● Work instructions: Select the lines that contain "Delete" and copy each of them.

● Rows:

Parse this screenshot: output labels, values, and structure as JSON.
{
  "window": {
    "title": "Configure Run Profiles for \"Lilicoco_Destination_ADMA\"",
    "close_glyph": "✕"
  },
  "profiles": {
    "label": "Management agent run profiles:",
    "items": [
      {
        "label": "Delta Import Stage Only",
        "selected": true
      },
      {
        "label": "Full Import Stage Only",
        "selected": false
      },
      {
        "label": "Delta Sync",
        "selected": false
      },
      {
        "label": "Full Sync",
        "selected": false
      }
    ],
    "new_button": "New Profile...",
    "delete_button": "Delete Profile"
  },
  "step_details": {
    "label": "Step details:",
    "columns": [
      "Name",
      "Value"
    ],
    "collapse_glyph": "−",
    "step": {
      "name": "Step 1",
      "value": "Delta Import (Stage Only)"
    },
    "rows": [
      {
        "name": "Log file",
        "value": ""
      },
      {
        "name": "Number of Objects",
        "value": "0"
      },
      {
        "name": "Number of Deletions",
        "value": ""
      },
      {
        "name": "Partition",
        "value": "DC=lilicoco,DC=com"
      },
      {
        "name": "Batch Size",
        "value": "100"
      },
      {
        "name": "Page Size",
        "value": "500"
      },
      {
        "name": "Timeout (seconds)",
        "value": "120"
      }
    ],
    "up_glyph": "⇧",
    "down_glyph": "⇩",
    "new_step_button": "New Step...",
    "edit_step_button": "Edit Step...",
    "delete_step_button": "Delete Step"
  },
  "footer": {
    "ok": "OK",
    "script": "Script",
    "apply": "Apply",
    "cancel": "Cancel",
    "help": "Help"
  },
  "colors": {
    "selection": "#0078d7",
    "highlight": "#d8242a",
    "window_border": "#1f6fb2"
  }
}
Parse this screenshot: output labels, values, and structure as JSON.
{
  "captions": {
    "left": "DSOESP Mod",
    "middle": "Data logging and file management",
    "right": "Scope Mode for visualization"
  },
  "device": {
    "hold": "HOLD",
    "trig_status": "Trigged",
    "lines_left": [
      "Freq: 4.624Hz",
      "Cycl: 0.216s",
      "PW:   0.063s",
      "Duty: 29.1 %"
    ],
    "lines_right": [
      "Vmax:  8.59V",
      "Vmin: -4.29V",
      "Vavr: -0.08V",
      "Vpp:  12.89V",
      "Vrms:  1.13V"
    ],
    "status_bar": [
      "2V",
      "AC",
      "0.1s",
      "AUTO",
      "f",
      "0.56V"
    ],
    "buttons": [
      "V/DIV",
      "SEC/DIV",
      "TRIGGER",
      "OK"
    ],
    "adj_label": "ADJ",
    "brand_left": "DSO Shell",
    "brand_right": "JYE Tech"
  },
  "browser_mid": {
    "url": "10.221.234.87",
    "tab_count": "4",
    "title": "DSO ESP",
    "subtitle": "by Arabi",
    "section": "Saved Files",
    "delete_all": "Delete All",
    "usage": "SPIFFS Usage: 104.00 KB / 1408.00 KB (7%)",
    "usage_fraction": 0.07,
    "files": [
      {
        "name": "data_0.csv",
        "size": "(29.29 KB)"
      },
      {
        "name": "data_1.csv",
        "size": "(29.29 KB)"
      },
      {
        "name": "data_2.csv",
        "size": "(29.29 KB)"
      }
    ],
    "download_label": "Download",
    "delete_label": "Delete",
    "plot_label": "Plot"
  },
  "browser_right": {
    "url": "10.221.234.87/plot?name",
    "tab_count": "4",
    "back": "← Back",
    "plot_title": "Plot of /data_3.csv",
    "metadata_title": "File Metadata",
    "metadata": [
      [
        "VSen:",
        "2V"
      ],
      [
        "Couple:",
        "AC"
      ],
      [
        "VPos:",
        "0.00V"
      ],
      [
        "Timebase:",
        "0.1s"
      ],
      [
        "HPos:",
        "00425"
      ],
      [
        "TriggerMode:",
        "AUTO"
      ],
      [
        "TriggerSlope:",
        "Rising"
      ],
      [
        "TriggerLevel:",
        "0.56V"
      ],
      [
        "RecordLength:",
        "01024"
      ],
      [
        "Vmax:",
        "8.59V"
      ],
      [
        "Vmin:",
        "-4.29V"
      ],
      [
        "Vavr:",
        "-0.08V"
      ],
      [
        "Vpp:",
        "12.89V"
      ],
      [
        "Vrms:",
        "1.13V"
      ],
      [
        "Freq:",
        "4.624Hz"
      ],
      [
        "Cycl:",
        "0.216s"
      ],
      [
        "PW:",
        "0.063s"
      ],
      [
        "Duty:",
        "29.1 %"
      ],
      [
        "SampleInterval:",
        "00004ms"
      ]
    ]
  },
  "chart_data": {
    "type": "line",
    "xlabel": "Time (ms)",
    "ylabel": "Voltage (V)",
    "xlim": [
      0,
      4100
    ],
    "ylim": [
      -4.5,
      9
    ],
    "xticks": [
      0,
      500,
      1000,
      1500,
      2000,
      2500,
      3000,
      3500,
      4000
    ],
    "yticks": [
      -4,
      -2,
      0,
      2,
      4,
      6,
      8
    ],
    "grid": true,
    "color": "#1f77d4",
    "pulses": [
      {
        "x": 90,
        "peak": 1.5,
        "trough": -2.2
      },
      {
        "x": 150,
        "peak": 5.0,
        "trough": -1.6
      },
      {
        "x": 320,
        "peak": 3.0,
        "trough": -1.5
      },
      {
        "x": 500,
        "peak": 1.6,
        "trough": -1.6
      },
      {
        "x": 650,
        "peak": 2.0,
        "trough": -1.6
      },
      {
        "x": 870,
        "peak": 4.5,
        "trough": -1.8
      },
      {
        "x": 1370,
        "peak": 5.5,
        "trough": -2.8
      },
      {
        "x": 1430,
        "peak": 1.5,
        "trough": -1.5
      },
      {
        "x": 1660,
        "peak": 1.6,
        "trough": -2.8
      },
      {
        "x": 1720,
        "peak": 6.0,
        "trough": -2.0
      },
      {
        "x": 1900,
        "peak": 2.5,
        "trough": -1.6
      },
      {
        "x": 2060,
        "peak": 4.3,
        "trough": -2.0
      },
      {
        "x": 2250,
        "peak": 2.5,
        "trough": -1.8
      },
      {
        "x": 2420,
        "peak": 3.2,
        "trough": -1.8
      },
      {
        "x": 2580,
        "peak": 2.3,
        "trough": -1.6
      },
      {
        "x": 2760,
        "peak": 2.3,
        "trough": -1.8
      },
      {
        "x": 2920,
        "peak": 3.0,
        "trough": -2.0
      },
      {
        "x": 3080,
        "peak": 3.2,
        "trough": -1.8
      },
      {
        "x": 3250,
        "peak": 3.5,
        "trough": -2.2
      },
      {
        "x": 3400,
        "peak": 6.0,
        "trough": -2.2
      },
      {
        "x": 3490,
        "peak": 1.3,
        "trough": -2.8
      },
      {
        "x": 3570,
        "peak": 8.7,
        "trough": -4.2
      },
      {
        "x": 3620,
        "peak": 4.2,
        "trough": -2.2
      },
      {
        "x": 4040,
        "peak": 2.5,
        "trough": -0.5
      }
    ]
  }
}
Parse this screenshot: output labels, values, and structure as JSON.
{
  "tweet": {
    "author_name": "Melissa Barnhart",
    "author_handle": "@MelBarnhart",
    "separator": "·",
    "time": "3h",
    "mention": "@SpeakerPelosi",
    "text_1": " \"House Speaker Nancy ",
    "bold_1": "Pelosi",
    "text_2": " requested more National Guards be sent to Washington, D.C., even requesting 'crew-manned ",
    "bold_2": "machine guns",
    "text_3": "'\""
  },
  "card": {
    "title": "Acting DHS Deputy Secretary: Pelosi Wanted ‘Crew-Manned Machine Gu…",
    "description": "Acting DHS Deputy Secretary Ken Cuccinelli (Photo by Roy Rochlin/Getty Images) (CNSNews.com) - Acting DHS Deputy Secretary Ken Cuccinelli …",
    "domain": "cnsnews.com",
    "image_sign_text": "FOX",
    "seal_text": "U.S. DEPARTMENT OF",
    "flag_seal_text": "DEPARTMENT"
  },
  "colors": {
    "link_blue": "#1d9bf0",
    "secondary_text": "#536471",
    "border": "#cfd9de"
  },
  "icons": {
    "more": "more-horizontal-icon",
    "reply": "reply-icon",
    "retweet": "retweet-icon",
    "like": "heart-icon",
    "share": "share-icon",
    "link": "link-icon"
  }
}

● Answer to this exercise:
    "delete_button": "Delete Profile"
    "delete_step_button": "Delete Step"
    "delete_all": "Delete All",
    "delete_label": "Delete",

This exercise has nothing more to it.